Dataset excerpts:

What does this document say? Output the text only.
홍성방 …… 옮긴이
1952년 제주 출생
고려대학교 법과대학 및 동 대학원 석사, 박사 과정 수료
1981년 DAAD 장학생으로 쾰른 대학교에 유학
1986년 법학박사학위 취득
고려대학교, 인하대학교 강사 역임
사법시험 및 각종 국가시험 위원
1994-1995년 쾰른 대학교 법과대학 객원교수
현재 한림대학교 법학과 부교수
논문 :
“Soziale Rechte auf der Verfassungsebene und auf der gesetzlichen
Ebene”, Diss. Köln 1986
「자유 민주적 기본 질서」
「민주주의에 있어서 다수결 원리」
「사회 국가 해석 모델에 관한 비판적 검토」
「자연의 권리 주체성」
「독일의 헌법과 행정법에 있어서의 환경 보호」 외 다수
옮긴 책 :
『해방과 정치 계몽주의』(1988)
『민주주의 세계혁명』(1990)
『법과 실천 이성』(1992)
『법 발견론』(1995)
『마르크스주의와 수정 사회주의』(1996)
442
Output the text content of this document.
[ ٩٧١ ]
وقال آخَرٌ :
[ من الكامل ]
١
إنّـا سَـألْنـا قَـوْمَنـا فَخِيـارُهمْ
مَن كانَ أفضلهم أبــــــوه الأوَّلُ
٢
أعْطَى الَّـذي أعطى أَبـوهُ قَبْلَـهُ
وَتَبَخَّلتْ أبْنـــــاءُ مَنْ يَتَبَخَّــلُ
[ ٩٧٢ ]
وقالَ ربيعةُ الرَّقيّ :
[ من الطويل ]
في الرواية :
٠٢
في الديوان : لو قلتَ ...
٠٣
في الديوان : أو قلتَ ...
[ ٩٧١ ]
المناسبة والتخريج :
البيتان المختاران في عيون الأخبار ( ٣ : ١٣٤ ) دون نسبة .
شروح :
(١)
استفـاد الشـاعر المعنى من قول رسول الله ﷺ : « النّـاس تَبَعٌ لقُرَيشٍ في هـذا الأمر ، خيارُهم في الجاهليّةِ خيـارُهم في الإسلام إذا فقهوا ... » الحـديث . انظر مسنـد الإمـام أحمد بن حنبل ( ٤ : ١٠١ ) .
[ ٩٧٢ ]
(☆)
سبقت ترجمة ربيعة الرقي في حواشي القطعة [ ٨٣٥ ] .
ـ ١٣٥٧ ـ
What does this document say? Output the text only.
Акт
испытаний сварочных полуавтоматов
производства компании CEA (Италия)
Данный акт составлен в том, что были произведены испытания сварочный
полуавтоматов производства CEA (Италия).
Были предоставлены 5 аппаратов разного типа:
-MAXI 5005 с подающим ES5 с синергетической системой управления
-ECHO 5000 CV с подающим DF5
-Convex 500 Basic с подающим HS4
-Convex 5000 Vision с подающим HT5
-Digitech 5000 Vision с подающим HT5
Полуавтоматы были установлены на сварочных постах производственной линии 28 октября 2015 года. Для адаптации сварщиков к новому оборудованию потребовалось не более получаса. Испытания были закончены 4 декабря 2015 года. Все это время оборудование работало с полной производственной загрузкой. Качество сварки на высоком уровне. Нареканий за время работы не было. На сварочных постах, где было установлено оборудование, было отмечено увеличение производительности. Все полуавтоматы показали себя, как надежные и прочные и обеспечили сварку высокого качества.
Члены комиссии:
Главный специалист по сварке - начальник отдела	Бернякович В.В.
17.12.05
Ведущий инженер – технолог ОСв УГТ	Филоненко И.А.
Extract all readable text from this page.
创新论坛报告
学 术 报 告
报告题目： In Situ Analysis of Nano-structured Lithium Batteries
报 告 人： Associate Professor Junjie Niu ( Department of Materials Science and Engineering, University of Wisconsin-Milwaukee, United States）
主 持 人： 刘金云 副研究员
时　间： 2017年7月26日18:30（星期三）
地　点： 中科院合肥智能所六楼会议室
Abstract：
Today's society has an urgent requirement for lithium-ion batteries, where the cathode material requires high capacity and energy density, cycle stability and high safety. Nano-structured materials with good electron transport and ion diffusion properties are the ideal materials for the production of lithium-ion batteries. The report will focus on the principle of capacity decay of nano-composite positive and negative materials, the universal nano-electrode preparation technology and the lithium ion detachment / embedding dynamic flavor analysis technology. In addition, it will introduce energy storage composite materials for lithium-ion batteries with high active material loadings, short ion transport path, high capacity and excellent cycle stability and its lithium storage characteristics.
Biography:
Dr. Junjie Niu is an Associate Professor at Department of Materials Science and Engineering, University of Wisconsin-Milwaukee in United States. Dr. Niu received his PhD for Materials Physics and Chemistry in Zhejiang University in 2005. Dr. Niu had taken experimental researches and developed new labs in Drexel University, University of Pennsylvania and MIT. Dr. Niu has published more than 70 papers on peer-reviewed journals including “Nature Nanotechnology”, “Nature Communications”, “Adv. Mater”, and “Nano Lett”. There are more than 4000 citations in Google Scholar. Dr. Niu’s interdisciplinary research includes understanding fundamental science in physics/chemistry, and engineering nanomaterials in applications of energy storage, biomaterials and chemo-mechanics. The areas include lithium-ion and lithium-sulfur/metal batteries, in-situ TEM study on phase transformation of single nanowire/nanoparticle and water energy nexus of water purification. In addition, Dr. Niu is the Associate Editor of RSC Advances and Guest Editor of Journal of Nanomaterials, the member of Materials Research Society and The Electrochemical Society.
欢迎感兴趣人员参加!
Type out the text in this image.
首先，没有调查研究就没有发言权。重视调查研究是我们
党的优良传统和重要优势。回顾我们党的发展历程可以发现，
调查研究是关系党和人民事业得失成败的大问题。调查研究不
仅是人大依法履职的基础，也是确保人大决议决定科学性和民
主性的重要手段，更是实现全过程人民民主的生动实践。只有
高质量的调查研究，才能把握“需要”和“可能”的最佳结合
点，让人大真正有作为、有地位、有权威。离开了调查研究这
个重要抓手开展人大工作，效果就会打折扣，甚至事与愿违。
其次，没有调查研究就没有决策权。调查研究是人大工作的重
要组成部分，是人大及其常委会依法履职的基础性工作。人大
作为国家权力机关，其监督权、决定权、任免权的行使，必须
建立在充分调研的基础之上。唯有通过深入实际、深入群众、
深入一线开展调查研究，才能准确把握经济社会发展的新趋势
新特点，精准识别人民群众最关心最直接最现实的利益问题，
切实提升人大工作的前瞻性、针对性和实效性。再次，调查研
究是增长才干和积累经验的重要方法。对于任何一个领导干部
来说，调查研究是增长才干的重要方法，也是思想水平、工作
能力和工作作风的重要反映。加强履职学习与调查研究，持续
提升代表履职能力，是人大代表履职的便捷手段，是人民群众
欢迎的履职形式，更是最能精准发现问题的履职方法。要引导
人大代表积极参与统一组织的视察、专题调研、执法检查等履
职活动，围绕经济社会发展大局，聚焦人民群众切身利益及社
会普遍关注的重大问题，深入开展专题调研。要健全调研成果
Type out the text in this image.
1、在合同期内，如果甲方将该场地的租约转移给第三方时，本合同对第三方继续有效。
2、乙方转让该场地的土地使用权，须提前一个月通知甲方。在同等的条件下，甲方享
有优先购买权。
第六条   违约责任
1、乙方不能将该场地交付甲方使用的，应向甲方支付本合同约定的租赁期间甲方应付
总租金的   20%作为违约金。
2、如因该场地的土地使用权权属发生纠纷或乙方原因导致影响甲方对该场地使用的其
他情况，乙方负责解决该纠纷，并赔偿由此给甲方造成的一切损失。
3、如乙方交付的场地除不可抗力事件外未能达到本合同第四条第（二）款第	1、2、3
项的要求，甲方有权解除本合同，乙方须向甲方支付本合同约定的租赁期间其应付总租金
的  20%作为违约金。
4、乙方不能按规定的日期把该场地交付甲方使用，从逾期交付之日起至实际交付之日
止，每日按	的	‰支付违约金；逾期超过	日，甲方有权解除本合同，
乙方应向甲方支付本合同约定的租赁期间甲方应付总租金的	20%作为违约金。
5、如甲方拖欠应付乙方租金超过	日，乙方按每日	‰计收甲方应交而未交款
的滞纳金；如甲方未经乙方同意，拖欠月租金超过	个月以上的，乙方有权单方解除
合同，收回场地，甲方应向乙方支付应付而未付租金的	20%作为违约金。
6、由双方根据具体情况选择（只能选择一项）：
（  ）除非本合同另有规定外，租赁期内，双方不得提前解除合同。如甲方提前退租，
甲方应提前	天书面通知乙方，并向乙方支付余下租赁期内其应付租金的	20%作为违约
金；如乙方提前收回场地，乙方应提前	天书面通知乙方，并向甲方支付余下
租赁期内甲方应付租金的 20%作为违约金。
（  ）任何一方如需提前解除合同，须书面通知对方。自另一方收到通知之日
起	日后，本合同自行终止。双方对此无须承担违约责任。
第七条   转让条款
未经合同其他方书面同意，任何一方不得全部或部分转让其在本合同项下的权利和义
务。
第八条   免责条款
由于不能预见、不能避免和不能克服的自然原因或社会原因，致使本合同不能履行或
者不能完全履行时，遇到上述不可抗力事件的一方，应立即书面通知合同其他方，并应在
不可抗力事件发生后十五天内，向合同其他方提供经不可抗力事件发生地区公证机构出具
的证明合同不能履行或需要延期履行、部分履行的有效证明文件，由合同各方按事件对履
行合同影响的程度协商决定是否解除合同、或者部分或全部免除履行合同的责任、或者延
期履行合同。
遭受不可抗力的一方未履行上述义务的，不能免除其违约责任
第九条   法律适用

Exercise instructions: Copy every line above that includes the string "고려대학교".

Solution below:
고려대학교 법과대학 및 동 대학원 석사, 박사 과정 수료
고려대학교, 인하대학교 강사 역임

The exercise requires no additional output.